## Supplied information

--------------------------------------------------

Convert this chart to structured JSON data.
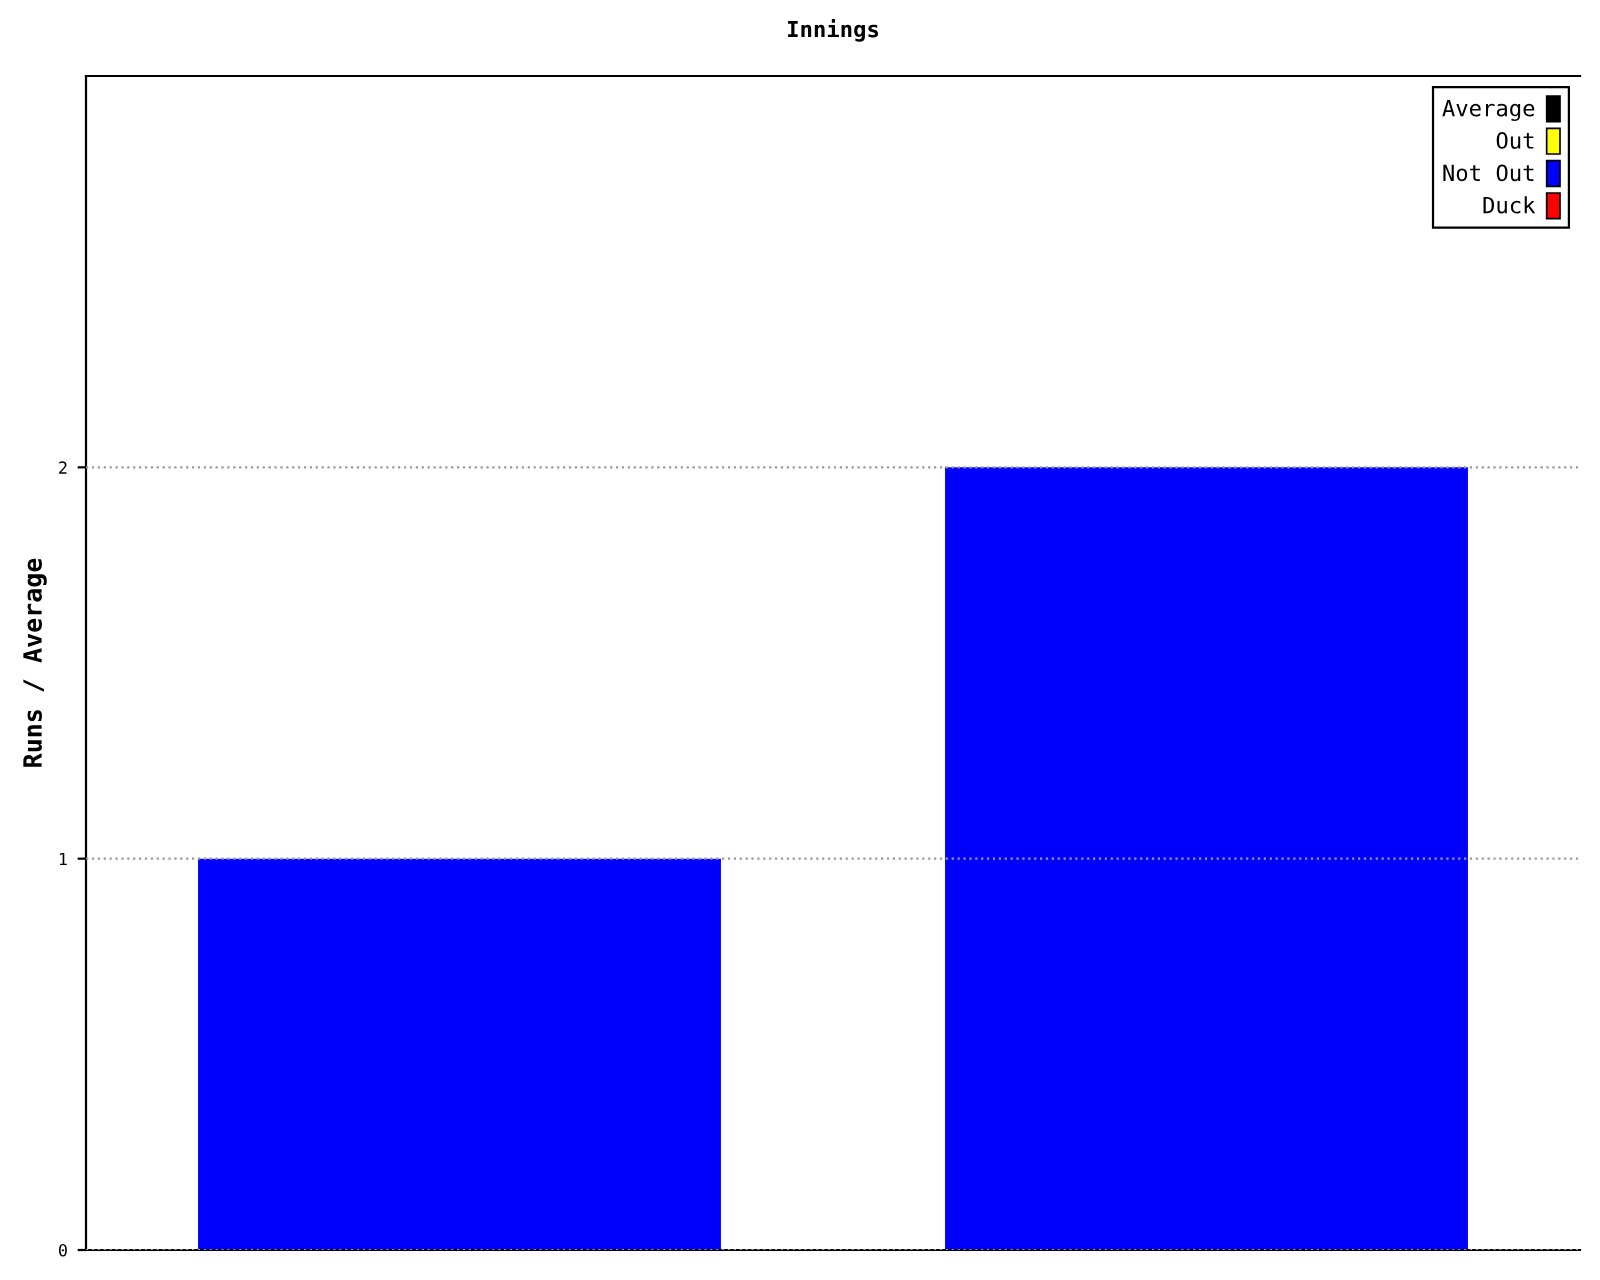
{
  "chart_data": {
    "type": "bar",
    "title": "Innings",
    "ylabel": "Runs / Average",
    "categories": [
      null,
      null
    ],
    "series": [
      {
        "name": "Average",
        "color": "#000000",
        "values": [
          null,
          null
        ]
      },
      {
        "name": "Out",
        "color": "#ffff00",
        "values": [
          null,
          null
        ]
      },
      {
        "name": "Not Out",
        "color": "#0000ff",
        "values": [
          1,
          2
        ]
      },
      {
        "name": "Duck",
        "color": "#ff0000",
        "values": [
          null,
          null
        ]
      }
    ],
    "ylim": [
      0,
      3
    ],
    "yticks": [
      0,
      1,
      2
    ],
    "grid": "y",
    "legend": "top right"
  }
}
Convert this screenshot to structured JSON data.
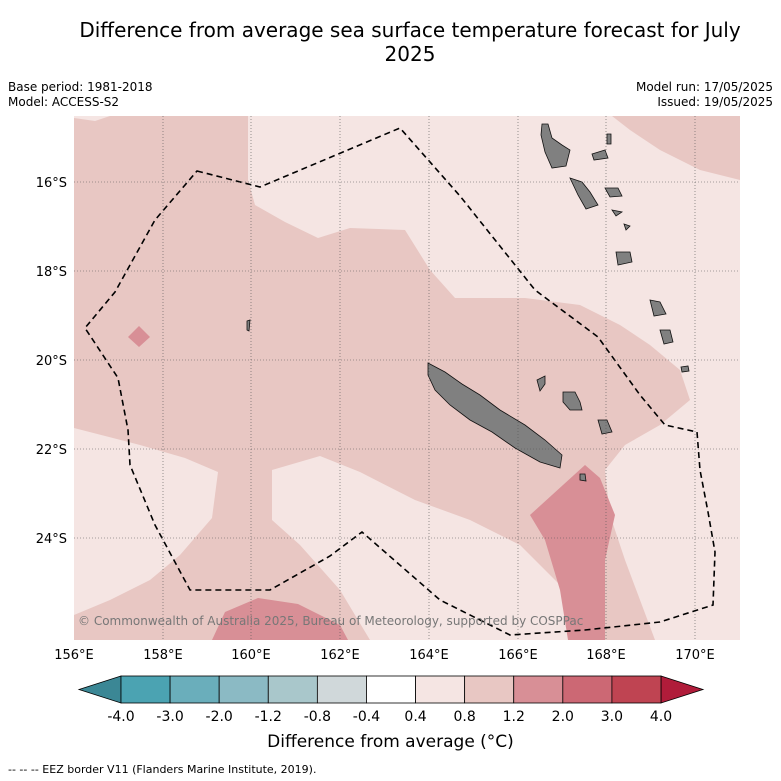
{
  "title": "Difference from average sea surface temperature forecast for July 2025",
  "meta": {
    "base_period": "Base period: 1981-2018",
    "model": "Model: ACCESS-S2",
    "model_run": "Model run: 17/05/2025",
    "issued": "Issued: 19/05/2025"
  },
  "map": {
    "lon_labels": [
      "156°E",
      "158°E",
      "160°E",
      "162°E",
      "164°E",
      "166°E",
      "168°E",
      "170°E"
    ],
    "lat_labels": [
      "16°S",
      "18°S",
      "20°S",
      "22°S",
      "24°S"
    ],
    "copyright": "© Commonwealth of Australia 2025, Bureau of Meteorology, supported by COSPPac"
  },
  "colorbar": {
    "ticks": [
      "-4.0",
      "-3.0",
      "-2.0",
      "-1.2",
      "-0.8",
      "-0.4",
      "0.4",
      "0.8",
      "1.2",
      "2.0",
      "3.0",
      "4.0"
    ],
    "colors": [
      "#4ba3b2",
      "#6aaebb",
      "#8bbac4",
      "#a9c7cb",
      "#d0d8da",
      "#ffffff",
      "#f5e5e3",
      "#e8c7c3",
      "#d88f96",
      "#cc6874",
      "#bf4452"
    ],
    "under_color": "#3b8795",
    "over_color": "#b01c3a",
    "title": "Difference from average (°C)"
  },
  "footer": "-- -- -- EEZ border V11 (Flanders Marine Institute, 2019)."
}
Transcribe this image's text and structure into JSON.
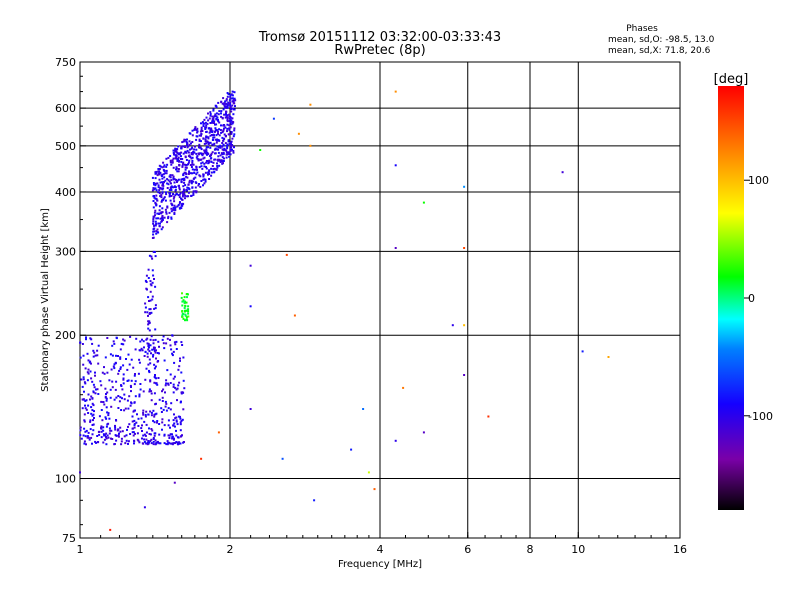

--------------------------------------------------

## Problem to work on
From the data above, pick out each line containing "title" and copy it.

## Answer to this exercise
    "title": "Innings",
  "title": "Difference from average sea surface temperature forecast for July 2025",
    "title": "Difference from average (°C)"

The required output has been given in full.